### DIRECTION
Copy out each line of the listing that has the word "cases" in it.

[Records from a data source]
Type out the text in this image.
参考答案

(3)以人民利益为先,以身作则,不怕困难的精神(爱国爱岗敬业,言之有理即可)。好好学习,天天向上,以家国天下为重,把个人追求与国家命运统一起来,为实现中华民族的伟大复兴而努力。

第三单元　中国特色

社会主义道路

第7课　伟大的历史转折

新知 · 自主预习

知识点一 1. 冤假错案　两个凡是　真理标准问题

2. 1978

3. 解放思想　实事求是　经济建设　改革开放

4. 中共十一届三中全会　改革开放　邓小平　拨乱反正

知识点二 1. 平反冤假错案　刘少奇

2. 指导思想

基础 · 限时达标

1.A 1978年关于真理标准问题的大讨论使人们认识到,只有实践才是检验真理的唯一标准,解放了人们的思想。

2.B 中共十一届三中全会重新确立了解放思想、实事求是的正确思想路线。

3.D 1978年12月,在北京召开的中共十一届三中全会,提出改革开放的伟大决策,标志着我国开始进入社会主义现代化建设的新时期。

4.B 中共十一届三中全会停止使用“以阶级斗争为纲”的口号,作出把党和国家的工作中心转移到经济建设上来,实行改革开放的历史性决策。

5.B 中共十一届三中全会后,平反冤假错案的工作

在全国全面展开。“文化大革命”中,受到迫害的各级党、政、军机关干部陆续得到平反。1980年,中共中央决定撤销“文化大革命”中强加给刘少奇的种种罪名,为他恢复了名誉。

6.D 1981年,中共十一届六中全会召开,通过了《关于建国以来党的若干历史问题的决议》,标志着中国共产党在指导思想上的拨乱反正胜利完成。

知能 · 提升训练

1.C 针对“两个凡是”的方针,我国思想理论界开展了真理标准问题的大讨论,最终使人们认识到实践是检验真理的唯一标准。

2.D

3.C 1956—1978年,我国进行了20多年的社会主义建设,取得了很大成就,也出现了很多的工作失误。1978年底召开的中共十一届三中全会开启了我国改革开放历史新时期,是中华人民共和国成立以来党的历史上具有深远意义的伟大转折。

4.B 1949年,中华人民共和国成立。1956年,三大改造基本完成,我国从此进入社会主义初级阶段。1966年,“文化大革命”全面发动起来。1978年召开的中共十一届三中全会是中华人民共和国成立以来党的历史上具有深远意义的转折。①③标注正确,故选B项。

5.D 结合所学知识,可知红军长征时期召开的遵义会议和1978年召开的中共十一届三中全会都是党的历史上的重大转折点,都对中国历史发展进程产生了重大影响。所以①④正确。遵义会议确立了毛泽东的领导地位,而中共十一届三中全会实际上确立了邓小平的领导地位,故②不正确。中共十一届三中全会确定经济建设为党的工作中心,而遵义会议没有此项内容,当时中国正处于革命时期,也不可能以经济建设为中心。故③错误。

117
* * *
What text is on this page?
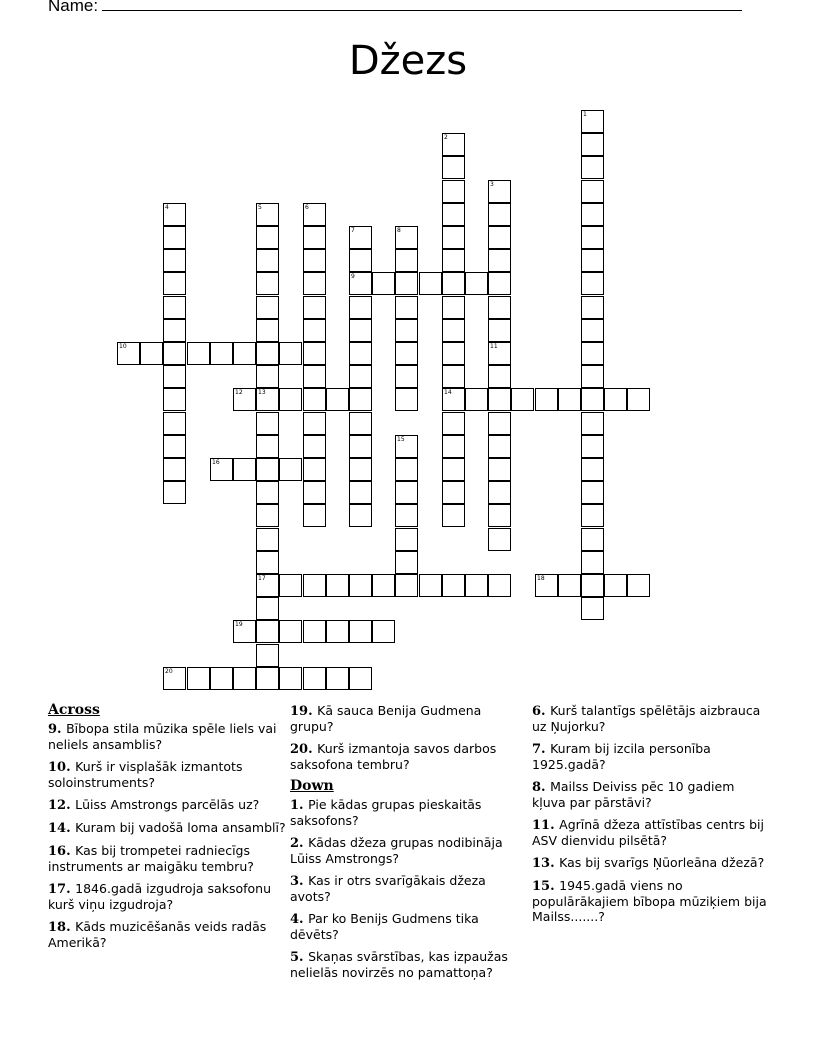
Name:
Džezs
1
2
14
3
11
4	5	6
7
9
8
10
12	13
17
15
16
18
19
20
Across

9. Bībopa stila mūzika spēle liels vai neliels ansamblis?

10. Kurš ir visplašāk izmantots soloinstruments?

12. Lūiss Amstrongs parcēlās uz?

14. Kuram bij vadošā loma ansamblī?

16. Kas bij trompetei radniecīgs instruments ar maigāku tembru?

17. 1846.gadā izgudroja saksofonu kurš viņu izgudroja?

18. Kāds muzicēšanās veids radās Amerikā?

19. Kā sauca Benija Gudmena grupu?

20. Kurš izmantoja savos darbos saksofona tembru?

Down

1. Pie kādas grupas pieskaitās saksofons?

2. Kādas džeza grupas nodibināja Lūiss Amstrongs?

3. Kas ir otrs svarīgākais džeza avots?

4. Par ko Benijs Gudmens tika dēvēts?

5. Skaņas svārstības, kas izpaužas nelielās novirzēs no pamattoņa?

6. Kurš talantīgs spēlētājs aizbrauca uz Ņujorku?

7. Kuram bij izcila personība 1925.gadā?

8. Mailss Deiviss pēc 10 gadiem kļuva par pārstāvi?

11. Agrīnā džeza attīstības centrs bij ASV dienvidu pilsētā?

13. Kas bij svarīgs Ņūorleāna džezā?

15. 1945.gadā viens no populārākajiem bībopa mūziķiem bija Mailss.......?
---
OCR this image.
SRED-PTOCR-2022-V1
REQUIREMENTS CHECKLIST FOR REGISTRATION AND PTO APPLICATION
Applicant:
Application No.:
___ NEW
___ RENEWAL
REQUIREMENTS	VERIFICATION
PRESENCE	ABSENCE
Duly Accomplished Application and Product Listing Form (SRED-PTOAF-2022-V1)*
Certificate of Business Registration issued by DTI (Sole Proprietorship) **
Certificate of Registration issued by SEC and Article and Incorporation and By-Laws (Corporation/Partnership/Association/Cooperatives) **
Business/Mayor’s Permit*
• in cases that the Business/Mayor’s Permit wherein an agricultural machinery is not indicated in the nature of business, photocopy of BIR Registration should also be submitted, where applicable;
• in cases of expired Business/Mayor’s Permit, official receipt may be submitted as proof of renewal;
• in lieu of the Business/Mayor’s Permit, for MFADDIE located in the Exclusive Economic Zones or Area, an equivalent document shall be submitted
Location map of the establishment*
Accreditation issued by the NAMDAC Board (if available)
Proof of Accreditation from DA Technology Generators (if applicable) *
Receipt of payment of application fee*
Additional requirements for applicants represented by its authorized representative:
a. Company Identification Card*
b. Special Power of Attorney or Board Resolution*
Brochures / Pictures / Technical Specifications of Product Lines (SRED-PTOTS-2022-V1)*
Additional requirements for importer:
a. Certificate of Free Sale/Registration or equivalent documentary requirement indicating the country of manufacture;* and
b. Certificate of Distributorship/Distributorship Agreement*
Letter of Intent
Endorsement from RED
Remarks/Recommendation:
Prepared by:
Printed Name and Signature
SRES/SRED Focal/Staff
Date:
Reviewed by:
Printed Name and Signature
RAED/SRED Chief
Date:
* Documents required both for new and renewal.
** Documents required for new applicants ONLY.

### THE RESPONSE
• in cases that the Business/Mayor’s Permit wherein an agricultural machinery is not indicated in the nature of business, photocopy of BIR Registration should also be submitted, where applicable;
• in cases of expired Business/Mayor’s Permit, official receipt may be submitted as proof of renewal;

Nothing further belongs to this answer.